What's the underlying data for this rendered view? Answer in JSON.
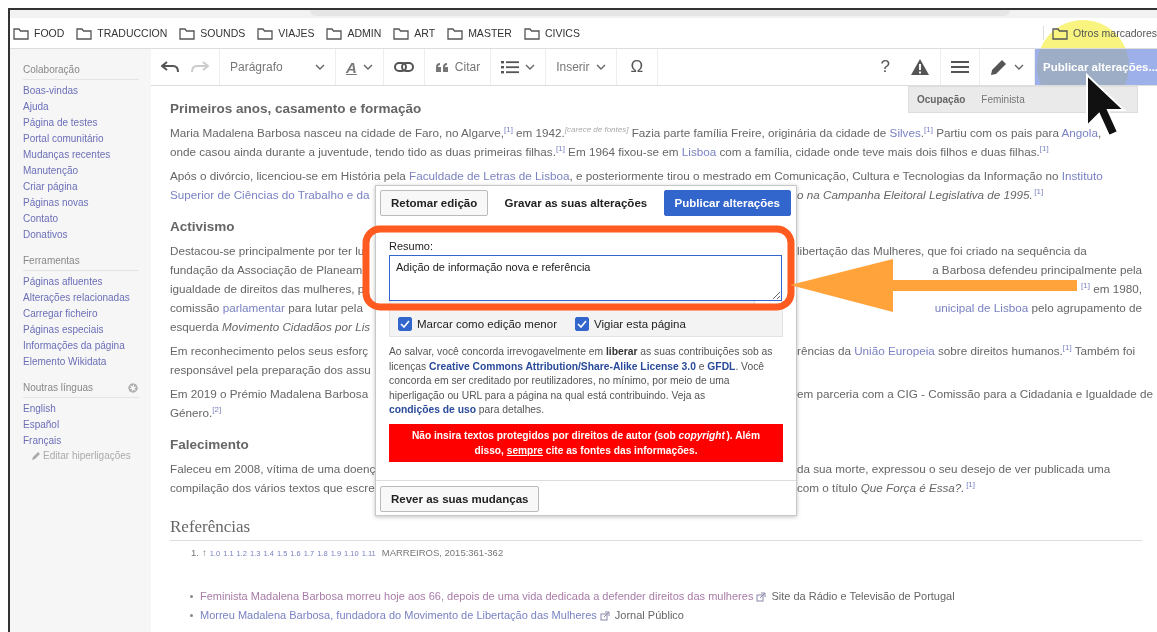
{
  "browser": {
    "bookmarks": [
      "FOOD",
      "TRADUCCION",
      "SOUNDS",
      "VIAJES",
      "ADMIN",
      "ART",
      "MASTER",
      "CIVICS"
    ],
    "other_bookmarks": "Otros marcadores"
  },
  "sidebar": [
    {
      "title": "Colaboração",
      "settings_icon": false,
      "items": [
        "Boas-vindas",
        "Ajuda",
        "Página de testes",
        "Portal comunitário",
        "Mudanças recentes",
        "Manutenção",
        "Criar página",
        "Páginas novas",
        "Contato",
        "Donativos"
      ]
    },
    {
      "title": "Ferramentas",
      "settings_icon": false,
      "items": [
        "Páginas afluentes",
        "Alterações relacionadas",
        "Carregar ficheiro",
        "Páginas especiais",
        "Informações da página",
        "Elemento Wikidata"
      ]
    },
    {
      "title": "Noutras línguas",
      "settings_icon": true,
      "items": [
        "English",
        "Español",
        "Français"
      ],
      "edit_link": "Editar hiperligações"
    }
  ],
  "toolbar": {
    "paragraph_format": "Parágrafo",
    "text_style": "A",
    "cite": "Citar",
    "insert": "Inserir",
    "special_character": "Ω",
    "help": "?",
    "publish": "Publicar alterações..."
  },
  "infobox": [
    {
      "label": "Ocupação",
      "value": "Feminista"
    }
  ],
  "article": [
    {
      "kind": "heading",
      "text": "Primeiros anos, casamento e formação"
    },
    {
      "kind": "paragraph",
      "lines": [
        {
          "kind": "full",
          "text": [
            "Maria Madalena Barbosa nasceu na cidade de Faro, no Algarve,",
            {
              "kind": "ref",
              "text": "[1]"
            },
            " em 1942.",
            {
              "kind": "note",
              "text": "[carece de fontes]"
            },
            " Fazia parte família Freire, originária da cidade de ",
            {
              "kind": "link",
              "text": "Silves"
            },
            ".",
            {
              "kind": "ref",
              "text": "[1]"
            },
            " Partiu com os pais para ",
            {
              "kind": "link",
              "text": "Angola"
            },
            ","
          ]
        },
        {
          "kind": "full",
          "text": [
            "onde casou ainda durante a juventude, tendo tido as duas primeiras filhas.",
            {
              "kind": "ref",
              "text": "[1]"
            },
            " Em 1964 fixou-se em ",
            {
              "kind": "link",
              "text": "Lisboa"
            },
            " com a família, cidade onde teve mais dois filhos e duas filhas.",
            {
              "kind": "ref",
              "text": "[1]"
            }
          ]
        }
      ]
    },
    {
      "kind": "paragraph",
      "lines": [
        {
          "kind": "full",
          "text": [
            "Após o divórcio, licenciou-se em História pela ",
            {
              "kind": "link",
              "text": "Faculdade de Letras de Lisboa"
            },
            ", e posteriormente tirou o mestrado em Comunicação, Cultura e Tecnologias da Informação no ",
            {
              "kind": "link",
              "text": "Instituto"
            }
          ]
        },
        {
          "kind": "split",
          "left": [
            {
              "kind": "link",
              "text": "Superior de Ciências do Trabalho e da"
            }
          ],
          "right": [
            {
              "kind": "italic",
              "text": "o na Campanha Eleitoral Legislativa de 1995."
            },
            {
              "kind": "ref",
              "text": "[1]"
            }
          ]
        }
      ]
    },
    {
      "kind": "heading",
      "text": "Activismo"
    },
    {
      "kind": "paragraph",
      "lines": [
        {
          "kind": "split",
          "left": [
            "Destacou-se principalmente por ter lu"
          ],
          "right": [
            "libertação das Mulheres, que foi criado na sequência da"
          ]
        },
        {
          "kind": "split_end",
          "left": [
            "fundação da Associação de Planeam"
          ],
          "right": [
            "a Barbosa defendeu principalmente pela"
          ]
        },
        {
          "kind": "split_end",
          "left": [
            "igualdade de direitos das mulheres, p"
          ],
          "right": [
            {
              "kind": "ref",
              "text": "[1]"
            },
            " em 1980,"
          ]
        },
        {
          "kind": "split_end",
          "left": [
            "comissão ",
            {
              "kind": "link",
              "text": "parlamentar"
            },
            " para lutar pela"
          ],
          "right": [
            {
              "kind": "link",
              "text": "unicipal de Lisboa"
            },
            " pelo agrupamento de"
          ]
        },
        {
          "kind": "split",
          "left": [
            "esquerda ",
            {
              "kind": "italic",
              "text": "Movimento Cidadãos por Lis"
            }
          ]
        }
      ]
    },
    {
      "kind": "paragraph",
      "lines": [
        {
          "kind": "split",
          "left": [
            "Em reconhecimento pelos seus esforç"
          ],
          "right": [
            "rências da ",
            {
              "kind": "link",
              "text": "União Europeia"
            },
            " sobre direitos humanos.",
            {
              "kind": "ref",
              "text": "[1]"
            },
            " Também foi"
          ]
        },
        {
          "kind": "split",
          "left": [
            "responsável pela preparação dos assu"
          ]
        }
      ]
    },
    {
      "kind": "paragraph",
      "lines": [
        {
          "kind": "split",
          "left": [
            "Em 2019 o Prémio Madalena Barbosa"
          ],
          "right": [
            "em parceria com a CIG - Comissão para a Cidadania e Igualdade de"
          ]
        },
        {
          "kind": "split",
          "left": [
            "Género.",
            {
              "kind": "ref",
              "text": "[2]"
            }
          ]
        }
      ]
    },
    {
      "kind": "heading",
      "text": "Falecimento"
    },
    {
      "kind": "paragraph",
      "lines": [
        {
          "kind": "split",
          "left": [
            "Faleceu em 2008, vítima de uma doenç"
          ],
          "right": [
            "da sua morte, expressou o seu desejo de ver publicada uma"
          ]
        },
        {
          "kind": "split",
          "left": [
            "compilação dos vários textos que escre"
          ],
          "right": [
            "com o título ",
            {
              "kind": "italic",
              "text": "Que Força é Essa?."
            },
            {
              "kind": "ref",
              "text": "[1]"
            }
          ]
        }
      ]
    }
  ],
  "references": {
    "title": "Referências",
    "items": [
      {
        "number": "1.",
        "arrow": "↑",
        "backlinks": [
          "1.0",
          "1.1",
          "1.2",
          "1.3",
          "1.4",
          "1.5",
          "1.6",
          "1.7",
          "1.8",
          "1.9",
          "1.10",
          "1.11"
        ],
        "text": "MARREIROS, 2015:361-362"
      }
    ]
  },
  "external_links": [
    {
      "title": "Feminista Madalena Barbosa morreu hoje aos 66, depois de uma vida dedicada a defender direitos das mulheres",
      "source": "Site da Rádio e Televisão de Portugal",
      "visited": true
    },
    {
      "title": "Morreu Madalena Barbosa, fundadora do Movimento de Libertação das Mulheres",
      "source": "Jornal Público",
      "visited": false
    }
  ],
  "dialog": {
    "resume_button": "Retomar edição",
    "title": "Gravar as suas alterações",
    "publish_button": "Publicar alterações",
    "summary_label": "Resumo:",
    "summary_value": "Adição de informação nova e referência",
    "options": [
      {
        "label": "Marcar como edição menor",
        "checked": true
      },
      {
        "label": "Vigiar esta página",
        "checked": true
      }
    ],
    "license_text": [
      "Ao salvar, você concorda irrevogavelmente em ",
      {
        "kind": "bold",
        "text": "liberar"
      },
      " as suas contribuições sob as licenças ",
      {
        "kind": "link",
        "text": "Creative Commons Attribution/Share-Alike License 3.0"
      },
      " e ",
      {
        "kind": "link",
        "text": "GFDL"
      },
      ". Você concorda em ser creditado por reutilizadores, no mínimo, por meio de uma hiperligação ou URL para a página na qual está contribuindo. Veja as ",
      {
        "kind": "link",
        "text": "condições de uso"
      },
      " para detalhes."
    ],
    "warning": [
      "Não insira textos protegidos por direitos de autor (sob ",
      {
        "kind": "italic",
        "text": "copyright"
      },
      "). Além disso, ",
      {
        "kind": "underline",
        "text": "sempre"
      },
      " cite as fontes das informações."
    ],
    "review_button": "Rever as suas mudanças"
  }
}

********

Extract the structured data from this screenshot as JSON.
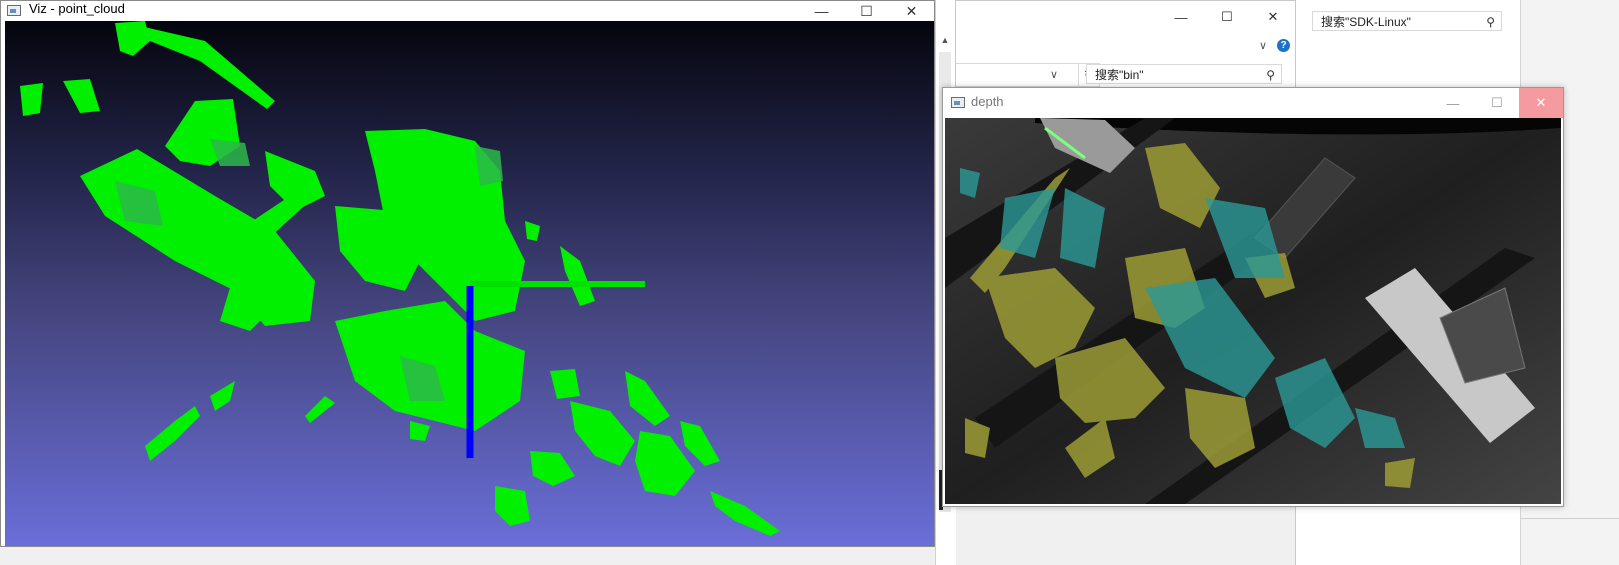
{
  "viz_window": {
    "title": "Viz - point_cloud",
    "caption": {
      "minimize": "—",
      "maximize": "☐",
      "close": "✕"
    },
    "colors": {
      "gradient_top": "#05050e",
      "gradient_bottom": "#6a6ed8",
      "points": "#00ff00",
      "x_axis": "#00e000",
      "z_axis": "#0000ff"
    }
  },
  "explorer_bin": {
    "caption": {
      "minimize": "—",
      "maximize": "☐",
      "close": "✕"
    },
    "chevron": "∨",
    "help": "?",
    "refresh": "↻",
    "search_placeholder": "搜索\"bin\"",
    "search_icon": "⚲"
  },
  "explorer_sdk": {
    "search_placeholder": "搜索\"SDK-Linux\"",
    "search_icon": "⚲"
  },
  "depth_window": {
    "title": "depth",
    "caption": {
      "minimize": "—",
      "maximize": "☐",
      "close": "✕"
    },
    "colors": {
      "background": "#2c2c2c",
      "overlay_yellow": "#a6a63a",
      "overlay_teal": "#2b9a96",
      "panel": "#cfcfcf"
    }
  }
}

********

Give only a number: how many lines of the data hold the string "edição"?

2